>> start

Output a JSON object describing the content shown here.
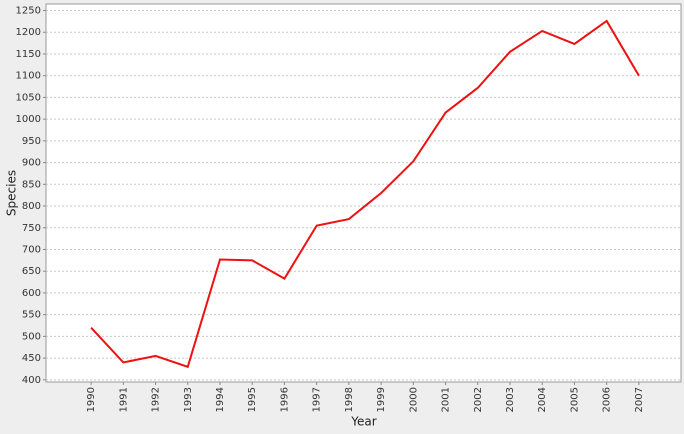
{
  "chart_data": {
    "type": "line",
    "x_label": "Year",
    "y_label": "Species",
    "categories": [
      "1990",
      "1991",
      "1992",
      "1993",
      "1994",
      "1995",
      "1996",
      "1997",
      "1998",
      "1999",
      "2000",
      "2001",
      "2002",
      "2003",
      "2004",
      "2005",
      "2006",
      "2007"
    ],
    "series": [
      {
        "name": "Species",
        "color": "#ee1111",
        "values": [
          520,
          440,
          455,
          430,
          677,
          675,
          633,
          755,
          770,
          830,
          903,
          1015,
          1072,
          1155,
          1203,
          1173,
          1226,
          1100
        ]
      }
    ],
    "ylim": [
      395,
      1265
    ],
    "yticks": [
      400,
      450,
      500,
      550,
      600,
      650,
      700,
      750,
      800,
      850,
      900,
      950,
      1000,
      1050,
      1100,
      1150,
      1200,
      1250
    ],
    "grid": true
  }
}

>> end

* What the task asks
Reproduce the records, all of them, word for word; omit the pictures.

* Exercise solution
Output a JSON object describing the content shown here.
{
  "chart_data": {
    "type": "line",
    "x_label": "Year",
    "y_label": "Species",
    "categories": [
      "1990",
      "1991",
      "1992",
      "1993",
      "1994",
      "1995",
      "1996",
      "1997",
      "1998",
      "1999",
      "2000",
      "2001",
      "2002",
      "2003",
      "2004",
      "2005",
      "2006",
      "2007"
    ],
    "series": [
      {
        "name": "Species",
        "color": "#ee1111",
        "values": [
          520,
          440,
          455,
          430,
          677,
          675,
          633,
          755,
          770,
          830,
          903,
          1015,
          1072,
          1155,
          1203,
          1173,
          1226,
          1100
        ]
      }
    ],
    "ylim": [
      395,
      1265
    ],
    "yticks": [
      400,
      450,
      500,
      550,
      600,
      650,
      700,
      750,
      800,
      850,
      900,
      950,
      1000,
      1050,
      1100,
      1150,
      1200,
      1250
    ],
    "grid": true
  }
}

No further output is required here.